:: EXERCISE TASK ::
Search the records for the word "structured" and report each line that has it.

:: MATERIAL PROVIDED ::

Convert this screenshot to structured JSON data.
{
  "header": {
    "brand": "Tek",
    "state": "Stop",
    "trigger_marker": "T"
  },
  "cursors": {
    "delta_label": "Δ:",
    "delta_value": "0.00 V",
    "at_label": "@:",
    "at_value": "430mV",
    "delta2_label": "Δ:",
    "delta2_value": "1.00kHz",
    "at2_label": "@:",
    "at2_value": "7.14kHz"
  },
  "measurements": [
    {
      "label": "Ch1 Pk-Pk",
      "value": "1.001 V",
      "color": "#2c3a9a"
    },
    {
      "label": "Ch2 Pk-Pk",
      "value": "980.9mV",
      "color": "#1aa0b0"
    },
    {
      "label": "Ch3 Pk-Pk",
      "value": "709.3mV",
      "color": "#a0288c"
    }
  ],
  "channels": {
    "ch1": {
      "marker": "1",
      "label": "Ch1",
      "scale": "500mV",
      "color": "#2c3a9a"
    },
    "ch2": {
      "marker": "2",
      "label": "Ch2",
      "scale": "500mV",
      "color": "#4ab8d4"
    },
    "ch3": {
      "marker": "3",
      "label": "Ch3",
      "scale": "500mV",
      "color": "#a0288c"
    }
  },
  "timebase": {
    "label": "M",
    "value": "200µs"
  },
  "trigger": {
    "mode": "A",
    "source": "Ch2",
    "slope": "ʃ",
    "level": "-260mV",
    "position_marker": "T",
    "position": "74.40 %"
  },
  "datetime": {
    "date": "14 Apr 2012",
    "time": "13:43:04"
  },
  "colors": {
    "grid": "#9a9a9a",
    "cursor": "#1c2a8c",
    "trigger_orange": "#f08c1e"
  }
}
* * *
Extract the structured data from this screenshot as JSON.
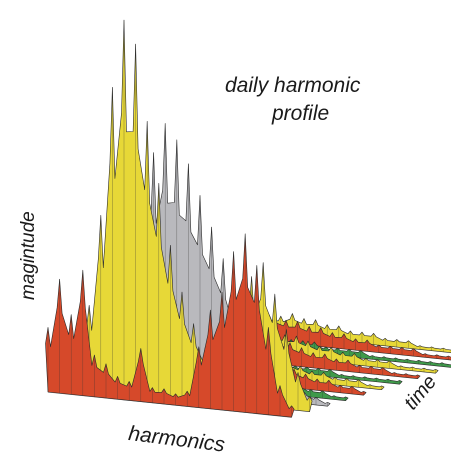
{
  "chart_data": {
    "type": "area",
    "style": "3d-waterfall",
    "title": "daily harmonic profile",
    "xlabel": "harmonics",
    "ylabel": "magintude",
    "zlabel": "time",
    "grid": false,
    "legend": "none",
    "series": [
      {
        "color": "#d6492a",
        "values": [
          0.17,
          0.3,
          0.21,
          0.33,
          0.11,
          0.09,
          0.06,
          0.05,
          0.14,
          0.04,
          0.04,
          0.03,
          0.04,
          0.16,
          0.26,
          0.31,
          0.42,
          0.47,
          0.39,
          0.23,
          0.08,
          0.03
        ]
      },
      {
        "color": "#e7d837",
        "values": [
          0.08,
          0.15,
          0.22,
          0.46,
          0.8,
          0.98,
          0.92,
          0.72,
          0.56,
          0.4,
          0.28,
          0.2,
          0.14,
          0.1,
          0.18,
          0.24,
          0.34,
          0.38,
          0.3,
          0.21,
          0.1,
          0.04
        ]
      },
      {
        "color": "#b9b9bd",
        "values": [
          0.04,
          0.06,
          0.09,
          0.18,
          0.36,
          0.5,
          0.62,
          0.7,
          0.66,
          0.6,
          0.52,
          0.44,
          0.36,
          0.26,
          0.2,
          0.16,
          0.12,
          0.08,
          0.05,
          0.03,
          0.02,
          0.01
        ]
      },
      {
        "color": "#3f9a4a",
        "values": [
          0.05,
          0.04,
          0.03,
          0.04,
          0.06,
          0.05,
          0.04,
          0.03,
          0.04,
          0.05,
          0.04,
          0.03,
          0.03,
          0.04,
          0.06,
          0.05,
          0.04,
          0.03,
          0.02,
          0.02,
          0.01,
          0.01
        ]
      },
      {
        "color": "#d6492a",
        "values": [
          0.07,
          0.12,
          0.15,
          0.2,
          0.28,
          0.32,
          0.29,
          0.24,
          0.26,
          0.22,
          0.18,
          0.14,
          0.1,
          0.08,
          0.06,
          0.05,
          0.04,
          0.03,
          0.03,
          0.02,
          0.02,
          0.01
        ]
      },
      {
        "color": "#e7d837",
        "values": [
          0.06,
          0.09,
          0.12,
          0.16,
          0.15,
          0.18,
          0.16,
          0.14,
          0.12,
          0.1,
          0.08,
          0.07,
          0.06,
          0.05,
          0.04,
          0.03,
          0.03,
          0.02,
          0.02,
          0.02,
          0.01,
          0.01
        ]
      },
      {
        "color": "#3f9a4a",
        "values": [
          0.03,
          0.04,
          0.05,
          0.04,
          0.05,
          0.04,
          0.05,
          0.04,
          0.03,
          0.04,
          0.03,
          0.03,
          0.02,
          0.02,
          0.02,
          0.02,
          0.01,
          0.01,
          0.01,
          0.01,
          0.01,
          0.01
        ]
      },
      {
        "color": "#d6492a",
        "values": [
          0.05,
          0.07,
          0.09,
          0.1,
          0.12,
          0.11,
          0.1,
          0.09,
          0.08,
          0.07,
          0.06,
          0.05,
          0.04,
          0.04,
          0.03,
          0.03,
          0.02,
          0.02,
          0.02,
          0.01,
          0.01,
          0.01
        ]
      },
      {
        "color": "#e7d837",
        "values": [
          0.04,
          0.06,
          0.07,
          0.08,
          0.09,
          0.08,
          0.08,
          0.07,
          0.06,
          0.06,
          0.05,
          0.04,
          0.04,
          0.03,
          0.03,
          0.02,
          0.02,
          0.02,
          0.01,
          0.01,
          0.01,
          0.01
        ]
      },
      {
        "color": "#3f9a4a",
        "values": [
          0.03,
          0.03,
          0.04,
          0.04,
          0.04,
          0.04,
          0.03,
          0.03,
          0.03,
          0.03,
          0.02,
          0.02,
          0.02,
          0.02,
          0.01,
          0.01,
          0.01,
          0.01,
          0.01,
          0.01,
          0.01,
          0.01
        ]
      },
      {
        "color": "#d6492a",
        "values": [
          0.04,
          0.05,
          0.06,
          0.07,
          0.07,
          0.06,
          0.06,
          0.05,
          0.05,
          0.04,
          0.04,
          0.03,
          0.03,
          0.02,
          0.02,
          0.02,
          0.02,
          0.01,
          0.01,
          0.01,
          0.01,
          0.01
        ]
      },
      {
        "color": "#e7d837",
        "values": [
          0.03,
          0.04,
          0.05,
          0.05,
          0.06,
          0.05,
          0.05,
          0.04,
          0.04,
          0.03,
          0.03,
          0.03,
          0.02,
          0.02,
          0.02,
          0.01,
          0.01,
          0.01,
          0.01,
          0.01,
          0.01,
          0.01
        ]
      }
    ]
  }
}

:: WRITTEN ANSWER ::
Convert this screenshot to structured JSON data.
Extract the structured data from this screenshot as JSON.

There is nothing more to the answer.